(Task details)
What lines of the data hold the string "those"? Pull each one out.

(Data)
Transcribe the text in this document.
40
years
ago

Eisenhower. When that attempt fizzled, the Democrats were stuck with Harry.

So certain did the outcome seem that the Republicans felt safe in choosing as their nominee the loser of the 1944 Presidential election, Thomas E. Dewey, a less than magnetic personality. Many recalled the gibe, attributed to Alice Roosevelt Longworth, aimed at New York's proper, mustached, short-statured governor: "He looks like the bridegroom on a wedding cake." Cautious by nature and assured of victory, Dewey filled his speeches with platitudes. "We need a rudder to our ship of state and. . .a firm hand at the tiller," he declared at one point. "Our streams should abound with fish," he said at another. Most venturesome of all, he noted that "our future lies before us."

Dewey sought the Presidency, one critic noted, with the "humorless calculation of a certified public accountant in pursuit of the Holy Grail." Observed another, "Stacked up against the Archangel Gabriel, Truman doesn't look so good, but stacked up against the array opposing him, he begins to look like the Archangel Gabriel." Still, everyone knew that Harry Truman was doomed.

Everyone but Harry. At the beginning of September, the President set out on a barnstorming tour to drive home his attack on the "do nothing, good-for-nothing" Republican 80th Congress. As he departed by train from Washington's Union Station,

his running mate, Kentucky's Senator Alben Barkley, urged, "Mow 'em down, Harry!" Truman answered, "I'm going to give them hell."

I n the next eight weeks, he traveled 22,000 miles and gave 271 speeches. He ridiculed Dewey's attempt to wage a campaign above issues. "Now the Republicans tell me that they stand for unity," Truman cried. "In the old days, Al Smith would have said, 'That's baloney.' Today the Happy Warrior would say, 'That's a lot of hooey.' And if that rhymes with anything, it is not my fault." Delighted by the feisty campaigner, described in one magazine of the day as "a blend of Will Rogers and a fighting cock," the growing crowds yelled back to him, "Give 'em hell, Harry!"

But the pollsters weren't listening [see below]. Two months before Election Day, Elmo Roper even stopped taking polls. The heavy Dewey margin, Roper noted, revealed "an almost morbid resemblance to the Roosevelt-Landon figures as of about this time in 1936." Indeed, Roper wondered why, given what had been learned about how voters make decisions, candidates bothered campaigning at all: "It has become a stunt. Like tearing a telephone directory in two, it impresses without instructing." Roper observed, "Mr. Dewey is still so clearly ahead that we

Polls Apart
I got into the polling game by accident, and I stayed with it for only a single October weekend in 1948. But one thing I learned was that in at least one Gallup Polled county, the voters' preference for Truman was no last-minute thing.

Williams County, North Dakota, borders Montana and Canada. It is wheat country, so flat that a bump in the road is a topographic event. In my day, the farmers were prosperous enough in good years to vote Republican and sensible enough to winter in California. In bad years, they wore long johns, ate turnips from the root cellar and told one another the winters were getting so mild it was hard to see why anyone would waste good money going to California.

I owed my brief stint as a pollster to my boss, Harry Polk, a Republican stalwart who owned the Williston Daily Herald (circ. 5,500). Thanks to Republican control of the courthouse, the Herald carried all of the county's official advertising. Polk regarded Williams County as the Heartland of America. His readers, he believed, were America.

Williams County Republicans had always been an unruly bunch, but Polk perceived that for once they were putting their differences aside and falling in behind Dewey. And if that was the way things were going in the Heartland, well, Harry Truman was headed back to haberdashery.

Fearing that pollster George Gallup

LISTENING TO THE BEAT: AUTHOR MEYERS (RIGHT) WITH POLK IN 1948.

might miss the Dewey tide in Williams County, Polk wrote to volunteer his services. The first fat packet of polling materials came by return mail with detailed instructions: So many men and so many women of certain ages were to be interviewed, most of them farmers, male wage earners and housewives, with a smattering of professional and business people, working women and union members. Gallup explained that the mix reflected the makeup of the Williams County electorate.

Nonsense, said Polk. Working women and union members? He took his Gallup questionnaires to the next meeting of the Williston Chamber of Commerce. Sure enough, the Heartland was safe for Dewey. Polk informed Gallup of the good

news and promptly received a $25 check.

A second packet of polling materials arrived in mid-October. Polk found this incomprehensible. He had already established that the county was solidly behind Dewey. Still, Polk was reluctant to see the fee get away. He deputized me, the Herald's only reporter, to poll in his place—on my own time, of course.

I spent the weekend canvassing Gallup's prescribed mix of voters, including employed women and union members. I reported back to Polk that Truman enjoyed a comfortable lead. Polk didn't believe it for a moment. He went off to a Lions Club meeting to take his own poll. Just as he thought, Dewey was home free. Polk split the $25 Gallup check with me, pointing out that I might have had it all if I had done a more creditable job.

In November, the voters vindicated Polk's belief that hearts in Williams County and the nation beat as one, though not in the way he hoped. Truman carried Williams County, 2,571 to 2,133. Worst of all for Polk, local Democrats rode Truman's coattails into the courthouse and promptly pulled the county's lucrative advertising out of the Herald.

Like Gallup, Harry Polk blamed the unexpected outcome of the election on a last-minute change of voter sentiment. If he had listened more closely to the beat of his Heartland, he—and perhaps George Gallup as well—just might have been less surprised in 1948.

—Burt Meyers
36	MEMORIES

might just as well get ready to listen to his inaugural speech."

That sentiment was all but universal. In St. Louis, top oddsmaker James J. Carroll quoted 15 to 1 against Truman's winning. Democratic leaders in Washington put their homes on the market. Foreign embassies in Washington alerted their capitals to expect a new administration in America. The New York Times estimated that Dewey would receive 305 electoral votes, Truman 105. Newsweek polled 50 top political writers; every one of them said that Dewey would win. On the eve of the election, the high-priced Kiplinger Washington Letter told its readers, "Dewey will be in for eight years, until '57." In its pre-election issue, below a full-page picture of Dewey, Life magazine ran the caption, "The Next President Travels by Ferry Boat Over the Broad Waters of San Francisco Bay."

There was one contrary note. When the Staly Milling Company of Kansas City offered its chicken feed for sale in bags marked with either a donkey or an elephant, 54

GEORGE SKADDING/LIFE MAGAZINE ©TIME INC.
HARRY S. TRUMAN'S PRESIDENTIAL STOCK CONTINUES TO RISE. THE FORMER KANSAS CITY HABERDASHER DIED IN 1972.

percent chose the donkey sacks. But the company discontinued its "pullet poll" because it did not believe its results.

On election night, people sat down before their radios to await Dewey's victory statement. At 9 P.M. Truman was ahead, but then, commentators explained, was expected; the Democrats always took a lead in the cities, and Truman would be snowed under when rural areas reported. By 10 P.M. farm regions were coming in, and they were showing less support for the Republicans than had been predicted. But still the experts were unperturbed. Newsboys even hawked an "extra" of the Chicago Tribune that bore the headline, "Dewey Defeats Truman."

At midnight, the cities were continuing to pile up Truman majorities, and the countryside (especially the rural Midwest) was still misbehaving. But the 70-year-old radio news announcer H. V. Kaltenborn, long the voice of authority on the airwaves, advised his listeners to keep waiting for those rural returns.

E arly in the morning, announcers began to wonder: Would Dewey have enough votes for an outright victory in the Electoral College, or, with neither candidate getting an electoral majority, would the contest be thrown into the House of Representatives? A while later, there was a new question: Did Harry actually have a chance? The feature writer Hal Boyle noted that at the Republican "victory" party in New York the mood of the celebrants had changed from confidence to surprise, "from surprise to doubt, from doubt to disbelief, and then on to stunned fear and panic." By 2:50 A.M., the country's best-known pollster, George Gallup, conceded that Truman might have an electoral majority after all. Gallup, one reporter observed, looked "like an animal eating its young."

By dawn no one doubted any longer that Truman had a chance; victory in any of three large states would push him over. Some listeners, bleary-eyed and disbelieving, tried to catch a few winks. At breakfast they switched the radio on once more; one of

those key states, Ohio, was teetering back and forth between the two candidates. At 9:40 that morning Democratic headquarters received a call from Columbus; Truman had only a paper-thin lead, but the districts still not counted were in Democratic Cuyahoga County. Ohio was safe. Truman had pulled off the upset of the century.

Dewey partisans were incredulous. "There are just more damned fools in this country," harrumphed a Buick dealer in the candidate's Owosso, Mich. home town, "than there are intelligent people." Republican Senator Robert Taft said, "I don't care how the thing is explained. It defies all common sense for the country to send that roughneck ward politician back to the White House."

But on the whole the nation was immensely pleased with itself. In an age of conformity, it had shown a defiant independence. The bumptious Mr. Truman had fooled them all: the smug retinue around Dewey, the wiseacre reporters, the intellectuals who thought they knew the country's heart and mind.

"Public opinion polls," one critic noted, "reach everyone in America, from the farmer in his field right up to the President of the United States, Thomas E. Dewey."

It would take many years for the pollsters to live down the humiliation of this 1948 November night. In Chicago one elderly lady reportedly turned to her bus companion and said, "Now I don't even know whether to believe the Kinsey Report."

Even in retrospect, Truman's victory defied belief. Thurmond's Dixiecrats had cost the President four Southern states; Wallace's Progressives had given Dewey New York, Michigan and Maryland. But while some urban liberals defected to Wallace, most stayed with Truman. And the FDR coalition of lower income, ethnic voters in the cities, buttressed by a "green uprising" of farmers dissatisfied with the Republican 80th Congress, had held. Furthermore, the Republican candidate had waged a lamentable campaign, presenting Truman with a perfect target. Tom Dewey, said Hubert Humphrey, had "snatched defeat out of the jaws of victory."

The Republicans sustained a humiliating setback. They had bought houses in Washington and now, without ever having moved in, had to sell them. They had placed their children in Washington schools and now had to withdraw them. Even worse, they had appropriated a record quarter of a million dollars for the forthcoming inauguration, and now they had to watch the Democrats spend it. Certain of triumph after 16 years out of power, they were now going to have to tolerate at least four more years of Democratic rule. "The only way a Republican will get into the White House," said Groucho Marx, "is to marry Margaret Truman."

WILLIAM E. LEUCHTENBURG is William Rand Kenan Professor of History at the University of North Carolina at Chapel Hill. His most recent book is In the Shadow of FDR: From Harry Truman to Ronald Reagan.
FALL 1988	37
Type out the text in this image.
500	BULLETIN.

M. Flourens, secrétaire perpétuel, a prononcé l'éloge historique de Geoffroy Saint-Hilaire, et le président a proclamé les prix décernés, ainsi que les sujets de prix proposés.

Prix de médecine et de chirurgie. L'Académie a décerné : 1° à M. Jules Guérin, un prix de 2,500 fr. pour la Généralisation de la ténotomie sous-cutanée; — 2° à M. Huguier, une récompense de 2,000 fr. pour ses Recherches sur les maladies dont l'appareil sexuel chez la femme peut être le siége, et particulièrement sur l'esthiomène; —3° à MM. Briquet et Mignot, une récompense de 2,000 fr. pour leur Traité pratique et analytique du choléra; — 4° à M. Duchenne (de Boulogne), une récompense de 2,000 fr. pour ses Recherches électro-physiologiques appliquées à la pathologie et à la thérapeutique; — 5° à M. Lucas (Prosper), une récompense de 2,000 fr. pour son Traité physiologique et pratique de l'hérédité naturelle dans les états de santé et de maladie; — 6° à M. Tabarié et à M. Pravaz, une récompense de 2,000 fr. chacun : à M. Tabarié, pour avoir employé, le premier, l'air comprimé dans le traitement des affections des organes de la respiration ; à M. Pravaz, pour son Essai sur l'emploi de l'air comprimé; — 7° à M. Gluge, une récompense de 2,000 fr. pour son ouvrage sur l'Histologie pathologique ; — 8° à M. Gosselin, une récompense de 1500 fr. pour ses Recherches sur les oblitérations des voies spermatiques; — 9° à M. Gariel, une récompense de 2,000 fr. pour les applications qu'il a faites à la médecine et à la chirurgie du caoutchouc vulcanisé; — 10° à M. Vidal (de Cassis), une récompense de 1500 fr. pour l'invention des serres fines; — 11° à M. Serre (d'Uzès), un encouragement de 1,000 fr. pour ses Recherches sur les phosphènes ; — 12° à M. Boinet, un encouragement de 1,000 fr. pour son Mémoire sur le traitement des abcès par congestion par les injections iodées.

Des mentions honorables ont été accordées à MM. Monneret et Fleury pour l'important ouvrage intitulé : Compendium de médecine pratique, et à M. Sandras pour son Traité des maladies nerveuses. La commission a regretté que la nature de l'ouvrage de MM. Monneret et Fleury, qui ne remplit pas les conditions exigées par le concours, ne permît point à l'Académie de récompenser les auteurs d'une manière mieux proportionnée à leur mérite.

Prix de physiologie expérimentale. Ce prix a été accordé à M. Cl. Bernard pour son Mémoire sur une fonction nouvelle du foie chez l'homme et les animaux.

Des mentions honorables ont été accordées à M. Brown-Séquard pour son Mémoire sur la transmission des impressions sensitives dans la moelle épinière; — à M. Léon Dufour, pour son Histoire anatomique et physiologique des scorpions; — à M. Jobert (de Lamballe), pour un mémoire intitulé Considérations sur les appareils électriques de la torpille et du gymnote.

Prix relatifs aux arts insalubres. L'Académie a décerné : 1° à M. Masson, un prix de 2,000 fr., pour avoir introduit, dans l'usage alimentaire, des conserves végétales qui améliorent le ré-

(Full solution)
At midnight, the cities were continuing to pile up Truman majorities, and the countryside (especially the rural Midwest) was still misbehaving. But the 70-year-old radio news announcer H. V. Kaltenborn, long the voice of authority on the airwaves, advised his listeners to keep waiting for those rural returns.
those key states, Ohio, was teetering back and forth between the two candidates. At 9:40 that morning Democratic headquarters received a call from Columbus; Truman had only a paper-thin lead, but the districts still not counted were in Democratic Cuyahoga County. Ohio was safe. Truman had pulled off the upset of the century.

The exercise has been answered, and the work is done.